→ TASK DESCRIPTION
State the number of lines that contain "plant", with no other text.

→ SUPPLIED DATA
————————

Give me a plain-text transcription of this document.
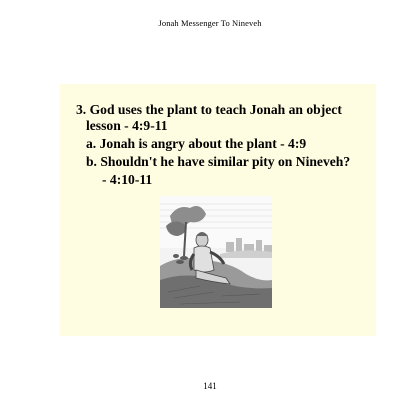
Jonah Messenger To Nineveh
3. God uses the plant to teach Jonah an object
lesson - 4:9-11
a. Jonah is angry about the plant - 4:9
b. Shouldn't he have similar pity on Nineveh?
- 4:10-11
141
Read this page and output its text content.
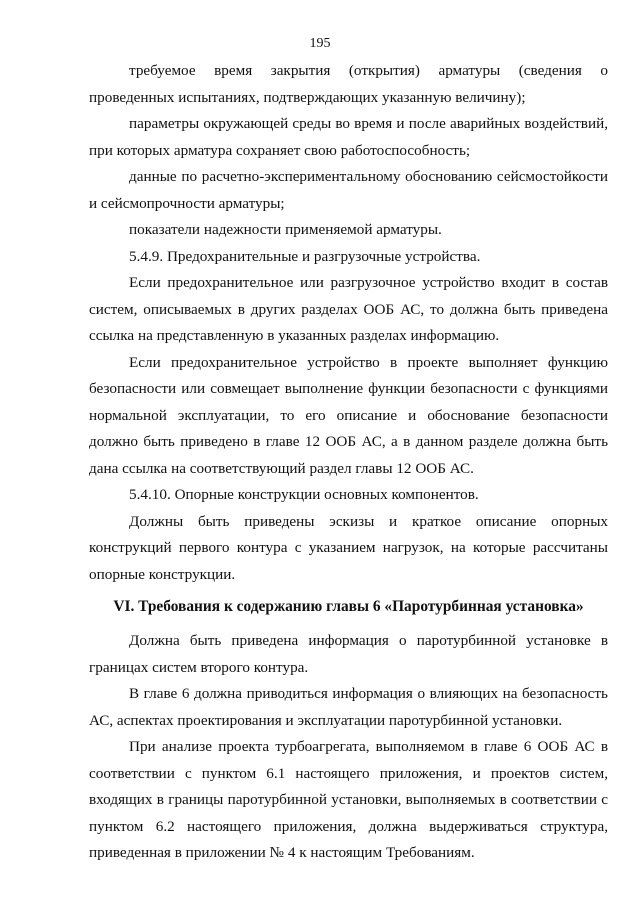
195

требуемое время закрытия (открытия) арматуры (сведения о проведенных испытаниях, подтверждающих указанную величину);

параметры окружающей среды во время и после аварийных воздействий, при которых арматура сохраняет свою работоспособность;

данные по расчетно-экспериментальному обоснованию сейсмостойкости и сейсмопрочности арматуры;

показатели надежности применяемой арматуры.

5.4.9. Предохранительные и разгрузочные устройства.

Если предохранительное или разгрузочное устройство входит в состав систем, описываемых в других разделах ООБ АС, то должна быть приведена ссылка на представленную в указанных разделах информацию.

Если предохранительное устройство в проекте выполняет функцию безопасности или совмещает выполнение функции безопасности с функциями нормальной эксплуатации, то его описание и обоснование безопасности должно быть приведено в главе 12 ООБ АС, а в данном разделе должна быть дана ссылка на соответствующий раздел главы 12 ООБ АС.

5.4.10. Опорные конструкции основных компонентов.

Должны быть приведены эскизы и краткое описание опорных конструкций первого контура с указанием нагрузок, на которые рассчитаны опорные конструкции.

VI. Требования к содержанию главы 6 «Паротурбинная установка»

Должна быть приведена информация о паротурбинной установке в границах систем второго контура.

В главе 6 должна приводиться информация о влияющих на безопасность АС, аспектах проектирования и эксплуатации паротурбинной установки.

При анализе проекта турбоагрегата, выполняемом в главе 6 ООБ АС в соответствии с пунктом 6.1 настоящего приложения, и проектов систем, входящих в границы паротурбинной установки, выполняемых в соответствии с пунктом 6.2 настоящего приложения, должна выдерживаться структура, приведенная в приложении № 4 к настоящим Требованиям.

————————

→ WRITTEN ANSWER
2